## ASSIGNMENT:
Read the lines below. Copy out any that hold the string "example".

## INFORMATION PROVIDED:
#####
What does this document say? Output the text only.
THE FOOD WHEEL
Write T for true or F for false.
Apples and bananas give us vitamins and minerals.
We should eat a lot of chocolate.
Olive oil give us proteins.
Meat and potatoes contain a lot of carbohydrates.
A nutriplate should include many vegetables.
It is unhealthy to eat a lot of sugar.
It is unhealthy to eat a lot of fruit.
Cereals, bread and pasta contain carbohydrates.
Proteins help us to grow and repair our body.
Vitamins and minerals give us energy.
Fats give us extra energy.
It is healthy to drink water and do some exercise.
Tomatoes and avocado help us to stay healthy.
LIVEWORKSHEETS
#####
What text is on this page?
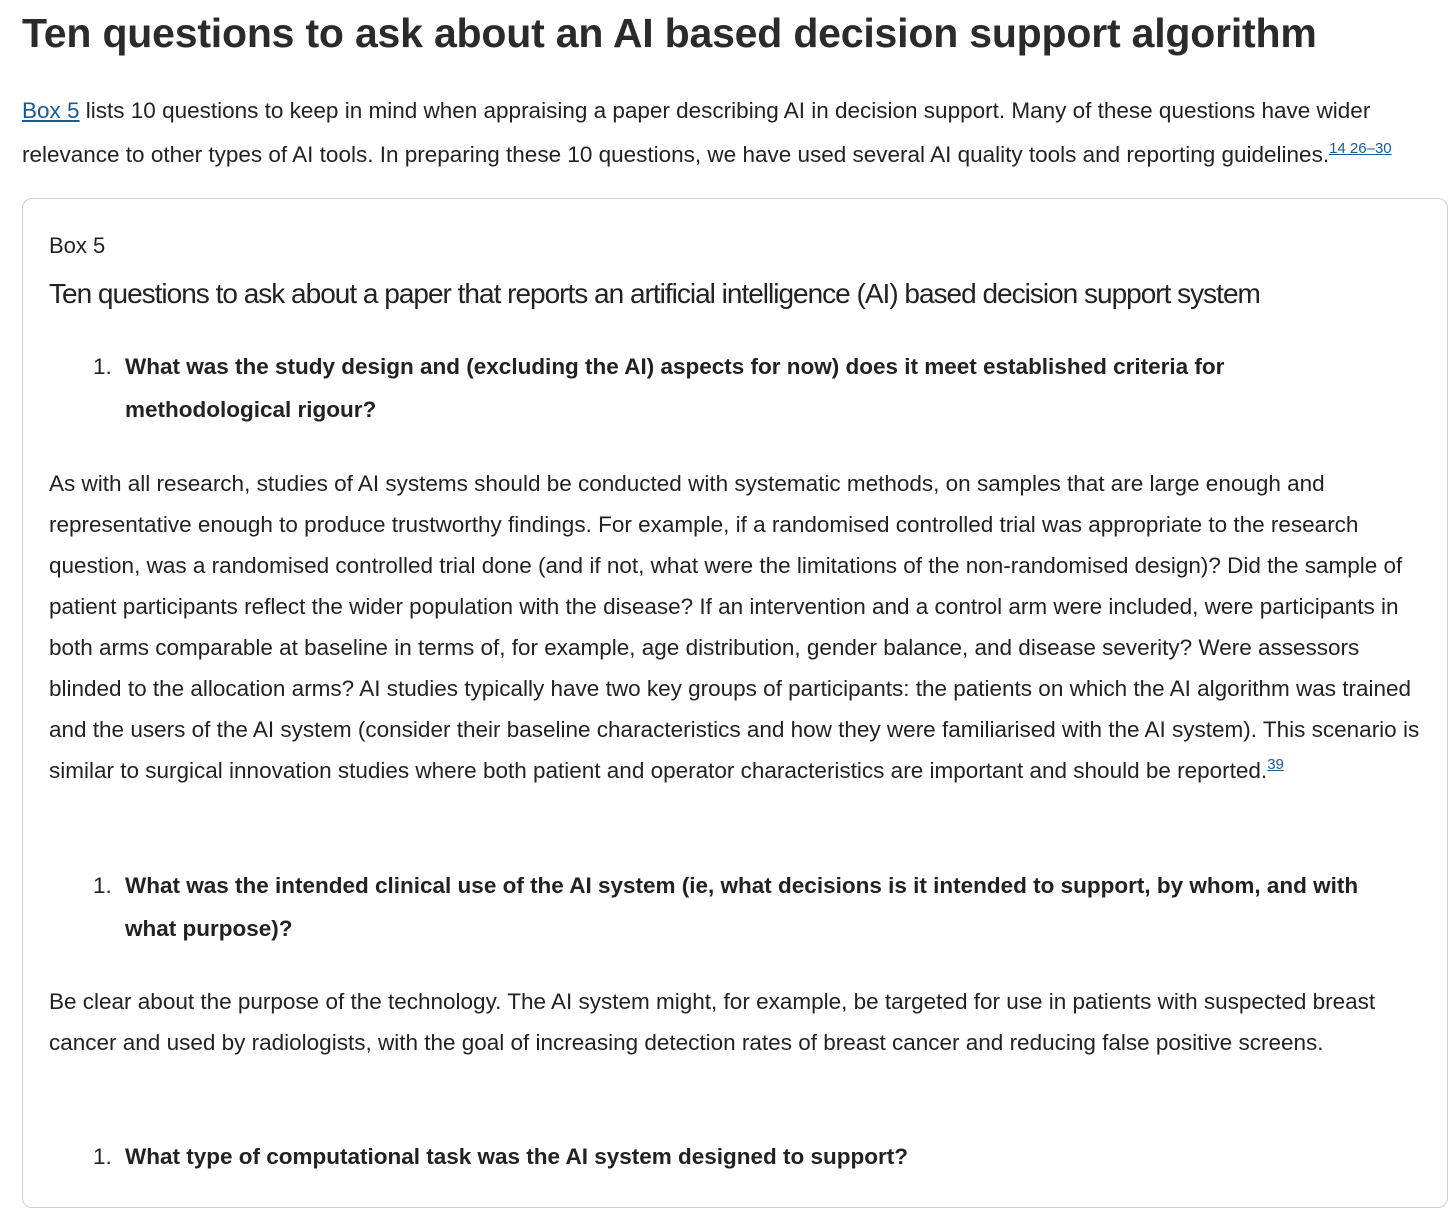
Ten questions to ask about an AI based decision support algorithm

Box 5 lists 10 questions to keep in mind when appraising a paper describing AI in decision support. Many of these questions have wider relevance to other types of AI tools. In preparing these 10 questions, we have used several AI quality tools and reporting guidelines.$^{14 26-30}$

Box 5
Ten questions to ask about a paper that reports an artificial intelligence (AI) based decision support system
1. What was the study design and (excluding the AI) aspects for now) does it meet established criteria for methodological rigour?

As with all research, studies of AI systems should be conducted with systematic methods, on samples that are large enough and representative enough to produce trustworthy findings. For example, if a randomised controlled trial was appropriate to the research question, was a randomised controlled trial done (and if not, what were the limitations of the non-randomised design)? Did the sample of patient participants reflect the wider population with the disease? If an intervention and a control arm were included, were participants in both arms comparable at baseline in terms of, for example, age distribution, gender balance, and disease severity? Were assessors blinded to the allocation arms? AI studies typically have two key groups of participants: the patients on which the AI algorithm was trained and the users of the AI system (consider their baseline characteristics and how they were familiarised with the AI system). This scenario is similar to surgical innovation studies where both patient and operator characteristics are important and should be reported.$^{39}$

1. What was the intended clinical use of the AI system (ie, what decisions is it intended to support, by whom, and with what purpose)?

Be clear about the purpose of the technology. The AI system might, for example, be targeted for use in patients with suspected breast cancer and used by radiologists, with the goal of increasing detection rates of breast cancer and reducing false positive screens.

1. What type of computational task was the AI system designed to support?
#####
## RESPONSE:
As with all research, studies of AI systems should be conducted with systematic methods, on samples that are large enough and representative enough to produce trustworthy findings. For example, if a randomised controlled trial was appropriate to the research question, was a randomised controlled trial done (and if not, what were the limitations of the non-randomised design)? Did the sample of patient participants reflect the wider population with the disease? If an intervention and a control arm were included, were participants in both arms comparable at baseline in terms of, for example, age distribution, gender balance, and disease severity? Were assessors blinded to the allocation arms? AI studies typically have two key groups of participants: the patients on which the AI algorithm was trained and the users of the AI system (consider their baseline characteristics and how they were familiarised with the AI system). This scenario is similar to surgical innovation studies where both patient and operator characteristics are important and should be reported.$^{39}$
Be clear about the purpose of the technology. The AI system might, for example, be targeted for use in patients with suspected breast cancer and used by radiologists, with the goal of increasing detection rates of breast cancer and reducing false positive screens.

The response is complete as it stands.